= Material for the task =
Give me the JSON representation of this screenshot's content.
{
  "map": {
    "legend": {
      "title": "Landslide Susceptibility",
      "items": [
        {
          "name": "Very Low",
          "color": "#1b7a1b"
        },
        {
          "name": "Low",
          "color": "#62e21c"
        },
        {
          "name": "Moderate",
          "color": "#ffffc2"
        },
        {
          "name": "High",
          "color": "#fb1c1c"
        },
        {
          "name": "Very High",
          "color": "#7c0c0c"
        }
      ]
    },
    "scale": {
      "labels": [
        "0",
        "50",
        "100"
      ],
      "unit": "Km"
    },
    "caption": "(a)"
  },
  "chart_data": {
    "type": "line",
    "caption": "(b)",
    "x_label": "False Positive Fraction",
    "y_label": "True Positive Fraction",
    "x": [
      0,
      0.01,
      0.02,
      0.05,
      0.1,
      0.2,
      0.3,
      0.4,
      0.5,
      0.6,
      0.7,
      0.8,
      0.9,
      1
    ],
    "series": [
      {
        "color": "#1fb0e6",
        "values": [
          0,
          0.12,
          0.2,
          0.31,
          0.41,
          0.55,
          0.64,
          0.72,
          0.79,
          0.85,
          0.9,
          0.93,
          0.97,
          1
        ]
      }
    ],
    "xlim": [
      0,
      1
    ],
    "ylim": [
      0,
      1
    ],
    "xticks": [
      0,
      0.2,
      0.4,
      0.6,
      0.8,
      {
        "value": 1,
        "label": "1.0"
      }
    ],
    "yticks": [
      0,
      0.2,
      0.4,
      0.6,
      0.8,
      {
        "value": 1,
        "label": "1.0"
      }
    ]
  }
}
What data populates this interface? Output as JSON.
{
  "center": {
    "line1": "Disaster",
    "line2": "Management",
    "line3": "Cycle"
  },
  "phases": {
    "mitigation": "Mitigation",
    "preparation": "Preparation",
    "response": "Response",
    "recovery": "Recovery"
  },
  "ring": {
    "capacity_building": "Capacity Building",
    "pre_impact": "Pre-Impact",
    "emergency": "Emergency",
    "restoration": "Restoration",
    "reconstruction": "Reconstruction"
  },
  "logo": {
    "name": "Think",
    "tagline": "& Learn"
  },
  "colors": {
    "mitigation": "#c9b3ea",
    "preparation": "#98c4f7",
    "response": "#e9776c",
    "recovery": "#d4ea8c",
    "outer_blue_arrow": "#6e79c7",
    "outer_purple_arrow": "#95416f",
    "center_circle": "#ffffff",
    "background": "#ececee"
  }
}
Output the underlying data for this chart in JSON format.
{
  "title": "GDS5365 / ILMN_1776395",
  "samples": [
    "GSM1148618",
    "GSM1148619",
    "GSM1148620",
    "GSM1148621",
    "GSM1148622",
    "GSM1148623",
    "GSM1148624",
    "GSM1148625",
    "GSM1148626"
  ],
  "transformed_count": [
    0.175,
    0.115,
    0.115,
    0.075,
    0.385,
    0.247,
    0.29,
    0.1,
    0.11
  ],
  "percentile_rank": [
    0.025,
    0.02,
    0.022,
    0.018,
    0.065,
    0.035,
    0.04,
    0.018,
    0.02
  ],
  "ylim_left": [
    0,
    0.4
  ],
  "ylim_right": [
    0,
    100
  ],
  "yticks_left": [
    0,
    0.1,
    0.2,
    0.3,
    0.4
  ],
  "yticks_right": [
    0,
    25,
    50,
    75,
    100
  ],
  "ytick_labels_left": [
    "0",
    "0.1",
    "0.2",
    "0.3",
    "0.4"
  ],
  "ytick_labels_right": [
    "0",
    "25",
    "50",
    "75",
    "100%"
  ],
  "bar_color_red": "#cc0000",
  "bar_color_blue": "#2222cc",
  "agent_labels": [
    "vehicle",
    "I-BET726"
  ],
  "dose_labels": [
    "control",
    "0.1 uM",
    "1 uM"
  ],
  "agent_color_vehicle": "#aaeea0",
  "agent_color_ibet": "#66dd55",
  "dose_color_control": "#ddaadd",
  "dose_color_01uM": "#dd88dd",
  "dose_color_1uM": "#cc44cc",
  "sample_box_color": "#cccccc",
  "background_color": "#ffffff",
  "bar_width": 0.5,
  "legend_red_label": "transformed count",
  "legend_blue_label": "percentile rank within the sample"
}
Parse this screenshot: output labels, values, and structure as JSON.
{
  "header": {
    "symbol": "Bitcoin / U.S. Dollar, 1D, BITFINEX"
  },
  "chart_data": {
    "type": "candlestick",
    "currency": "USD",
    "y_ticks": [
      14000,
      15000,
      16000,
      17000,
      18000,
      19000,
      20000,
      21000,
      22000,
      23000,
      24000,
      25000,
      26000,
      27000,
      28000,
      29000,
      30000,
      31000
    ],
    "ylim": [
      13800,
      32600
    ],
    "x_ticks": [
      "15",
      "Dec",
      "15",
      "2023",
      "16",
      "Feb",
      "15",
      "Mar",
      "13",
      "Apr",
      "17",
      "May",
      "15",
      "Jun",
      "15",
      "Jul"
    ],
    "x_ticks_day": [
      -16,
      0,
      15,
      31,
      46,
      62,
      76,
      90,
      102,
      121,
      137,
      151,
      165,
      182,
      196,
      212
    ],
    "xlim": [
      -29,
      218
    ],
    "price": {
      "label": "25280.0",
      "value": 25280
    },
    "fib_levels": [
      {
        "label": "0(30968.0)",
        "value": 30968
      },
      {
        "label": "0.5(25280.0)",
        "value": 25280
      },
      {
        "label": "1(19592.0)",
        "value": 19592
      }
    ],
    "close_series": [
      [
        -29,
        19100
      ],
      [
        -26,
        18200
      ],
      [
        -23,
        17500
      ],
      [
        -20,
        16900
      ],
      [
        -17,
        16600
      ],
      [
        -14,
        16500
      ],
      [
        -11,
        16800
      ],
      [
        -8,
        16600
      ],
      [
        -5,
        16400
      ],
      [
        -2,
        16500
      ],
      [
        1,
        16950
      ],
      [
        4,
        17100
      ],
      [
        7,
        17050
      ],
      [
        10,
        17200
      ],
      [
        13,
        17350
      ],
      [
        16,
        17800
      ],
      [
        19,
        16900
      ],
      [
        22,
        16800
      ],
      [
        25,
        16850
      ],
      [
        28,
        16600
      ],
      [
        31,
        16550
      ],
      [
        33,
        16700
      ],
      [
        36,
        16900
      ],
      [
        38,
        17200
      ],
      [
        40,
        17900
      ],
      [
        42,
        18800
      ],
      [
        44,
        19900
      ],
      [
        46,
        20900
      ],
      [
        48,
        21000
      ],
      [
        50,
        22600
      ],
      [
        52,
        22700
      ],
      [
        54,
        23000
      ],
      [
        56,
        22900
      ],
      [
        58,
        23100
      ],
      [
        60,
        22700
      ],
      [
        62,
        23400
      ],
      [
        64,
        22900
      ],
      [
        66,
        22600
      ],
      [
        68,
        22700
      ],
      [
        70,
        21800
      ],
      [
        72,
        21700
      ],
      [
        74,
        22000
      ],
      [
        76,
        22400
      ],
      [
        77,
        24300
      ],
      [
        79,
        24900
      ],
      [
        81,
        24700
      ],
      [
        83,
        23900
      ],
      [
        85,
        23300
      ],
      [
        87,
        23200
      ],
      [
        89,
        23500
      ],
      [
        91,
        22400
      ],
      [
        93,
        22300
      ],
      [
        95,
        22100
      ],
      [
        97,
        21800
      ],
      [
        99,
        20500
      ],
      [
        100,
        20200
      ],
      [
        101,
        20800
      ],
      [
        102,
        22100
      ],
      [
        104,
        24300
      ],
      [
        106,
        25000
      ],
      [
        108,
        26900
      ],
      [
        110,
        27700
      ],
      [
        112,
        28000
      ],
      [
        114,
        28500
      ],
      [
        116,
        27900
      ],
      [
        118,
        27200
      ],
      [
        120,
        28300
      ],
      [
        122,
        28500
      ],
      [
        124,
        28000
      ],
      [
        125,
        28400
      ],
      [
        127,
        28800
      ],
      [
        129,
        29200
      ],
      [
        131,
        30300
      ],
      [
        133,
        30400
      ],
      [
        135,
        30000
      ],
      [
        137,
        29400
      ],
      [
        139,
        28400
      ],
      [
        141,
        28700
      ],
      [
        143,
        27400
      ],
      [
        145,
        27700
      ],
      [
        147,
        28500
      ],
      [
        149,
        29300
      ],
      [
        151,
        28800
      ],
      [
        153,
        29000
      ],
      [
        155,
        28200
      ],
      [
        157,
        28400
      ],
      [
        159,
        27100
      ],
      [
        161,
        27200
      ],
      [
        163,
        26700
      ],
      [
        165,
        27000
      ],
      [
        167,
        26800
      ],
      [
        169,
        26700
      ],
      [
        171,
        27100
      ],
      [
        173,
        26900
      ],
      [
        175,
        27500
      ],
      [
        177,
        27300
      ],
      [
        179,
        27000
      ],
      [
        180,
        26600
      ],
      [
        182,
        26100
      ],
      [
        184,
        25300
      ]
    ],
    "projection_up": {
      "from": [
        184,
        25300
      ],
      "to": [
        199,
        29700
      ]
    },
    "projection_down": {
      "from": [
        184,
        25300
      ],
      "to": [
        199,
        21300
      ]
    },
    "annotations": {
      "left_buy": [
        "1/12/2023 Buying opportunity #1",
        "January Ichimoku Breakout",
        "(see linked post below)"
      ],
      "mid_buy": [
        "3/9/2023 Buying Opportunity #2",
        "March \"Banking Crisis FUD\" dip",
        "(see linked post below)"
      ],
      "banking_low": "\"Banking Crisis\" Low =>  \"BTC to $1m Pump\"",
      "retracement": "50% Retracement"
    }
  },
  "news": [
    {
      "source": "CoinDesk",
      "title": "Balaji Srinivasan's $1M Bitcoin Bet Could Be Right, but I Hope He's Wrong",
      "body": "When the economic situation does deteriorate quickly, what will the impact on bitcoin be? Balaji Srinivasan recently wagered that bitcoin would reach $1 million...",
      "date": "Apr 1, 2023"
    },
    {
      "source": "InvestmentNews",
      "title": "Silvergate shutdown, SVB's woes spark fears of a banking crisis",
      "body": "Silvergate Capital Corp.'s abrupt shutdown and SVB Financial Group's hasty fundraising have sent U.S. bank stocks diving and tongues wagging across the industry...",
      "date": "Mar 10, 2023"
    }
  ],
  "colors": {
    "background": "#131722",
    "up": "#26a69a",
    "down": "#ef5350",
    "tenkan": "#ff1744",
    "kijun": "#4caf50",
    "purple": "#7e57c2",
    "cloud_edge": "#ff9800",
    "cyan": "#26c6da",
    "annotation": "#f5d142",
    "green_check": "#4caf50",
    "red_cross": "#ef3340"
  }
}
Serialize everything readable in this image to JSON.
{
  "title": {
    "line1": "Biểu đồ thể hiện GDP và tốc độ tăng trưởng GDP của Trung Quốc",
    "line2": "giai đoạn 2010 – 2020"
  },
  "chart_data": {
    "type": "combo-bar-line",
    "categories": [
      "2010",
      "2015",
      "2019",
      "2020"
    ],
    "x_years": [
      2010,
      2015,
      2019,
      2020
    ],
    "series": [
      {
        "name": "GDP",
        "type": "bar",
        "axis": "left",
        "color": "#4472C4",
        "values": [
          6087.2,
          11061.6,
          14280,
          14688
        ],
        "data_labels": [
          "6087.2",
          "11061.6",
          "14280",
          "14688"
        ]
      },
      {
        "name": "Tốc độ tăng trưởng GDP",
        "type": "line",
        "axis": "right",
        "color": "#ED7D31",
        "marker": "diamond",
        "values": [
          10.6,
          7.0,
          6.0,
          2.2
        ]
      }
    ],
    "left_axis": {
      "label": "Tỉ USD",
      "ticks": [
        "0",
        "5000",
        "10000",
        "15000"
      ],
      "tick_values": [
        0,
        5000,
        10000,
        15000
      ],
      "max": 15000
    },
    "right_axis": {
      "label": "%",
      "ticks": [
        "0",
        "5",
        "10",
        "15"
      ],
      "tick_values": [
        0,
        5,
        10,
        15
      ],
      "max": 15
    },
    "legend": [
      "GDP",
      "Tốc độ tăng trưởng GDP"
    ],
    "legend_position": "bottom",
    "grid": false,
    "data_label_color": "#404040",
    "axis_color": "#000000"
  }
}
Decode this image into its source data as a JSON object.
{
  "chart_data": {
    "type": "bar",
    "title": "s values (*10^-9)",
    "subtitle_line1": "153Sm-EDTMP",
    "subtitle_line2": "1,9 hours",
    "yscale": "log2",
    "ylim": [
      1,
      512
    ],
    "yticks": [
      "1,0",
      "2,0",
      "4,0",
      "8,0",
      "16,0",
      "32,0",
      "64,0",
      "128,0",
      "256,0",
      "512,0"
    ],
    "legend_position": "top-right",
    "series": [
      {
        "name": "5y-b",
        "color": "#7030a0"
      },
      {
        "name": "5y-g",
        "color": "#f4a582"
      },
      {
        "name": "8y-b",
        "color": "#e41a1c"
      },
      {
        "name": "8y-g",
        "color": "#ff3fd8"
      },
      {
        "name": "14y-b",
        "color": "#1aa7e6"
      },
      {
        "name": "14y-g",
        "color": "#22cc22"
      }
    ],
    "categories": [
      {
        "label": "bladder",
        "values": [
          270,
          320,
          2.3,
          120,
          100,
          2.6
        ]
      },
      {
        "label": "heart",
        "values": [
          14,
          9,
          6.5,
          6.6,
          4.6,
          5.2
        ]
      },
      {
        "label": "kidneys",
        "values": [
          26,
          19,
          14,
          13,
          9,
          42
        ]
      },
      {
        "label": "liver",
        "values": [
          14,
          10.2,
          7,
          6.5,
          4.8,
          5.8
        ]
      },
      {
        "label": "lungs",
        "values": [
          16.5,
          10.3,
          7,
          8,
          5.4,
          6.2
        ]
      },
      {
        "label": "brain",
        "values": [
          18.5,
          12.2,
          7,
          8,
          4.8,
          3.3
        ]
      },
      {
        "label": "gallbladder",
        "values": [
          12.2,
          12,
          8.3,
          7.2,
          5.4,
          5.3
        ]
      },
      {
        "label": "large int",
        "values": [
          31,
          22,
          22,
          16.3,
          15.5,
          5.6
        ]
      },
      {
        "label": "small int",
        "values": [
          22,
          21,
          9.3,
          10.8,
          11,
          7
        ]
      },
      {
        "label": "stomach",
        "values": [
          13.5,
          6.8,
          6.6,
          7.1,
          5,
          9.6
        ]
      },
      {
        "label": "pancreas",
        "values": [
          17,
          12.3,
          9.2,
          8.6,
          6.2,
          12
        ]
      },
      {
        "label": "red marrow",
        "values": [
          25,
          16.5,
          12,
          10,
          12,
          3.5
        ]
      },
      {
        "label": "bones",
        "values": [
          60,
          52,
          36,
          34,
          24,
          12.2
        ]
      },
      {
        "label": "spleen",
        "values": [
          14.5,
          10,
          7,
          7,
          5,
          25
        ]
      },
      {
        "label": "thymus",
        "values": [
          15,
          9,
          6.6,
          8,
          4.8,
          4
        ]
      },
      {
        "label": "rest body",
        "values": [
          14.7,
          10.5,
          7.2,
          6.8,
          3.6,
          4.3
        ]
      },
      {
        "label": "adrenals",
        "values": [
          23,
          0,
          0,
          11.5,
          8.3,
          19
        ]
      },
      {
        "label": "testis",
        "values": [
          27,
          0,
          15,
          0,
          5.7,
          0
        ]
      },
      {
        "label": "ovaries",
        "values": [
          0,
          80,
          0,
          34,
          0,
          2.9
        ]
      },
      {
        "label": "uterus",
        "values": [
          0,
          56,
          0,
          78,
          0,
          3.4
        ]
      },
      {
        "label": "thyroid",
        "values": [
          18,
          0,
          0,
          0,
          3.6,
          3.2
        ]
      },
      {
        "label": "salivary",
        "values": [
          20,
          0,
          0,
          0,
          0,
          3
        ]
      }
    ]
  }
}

= The task =
Find the word "Buying" in the entries above and gather every line that holds it.

= Complete answer =
        "1/12/2023 Buying opportunity #1",
        "3/9/2023 Buying Opportunity #2",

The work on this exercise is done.